--- Start of Records to process ---

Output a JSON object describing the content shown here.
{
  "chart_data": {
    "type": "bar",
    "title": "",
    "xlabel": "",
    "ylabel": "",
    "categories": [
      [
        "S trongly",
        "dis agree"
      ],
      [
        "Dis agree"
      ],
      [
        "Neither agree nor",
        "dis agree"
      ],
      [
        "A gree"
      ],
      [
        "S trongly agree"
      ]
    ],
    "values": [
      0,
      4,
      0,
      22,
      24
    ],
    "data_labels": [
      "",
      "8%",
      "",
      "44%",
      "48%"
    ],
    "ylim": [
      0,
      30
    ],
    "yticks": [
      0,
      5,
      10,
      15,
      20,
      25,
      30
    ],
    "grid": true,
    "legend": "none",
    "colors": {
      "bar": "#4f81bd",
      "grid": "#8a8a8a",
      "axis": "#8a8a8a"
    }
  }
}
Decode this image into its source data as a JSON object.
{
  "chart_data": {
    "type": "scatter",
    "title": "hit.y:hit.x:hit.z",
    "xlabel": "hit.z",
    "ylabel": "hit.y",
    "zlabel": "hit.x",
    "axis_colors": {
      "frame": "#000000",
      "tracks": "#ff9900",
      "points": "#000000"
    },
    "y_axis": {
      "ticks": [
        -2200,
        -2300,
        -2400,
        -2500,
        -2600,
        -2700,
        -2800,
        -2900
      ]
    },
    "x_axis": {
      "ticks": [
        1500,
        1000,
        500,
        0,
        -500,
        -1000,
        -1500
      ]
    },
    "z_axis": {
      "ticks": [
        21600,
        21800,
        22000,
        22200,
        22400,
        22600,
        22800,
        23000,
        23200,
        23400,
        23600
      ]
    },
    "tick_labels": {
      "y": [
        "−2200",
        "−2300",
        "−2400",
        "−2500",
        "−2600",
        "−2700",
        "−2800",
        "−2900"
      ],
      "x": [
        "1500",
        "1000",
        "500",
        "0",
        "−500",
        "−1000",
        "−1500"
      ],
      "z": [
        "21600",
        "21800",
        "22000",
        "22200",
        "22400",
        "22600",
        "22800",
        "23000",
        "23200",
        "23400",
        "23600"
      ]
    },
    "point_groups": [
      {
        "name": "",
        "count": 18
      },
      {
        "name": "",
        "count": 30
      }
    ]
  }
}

--- End of Records to process ---

Find every line in the records that contains the word "JSON"; copy those lines.

Exercise response:
Output a JSON object describing the content shown here.
Decode this image into its source data as a JSON object.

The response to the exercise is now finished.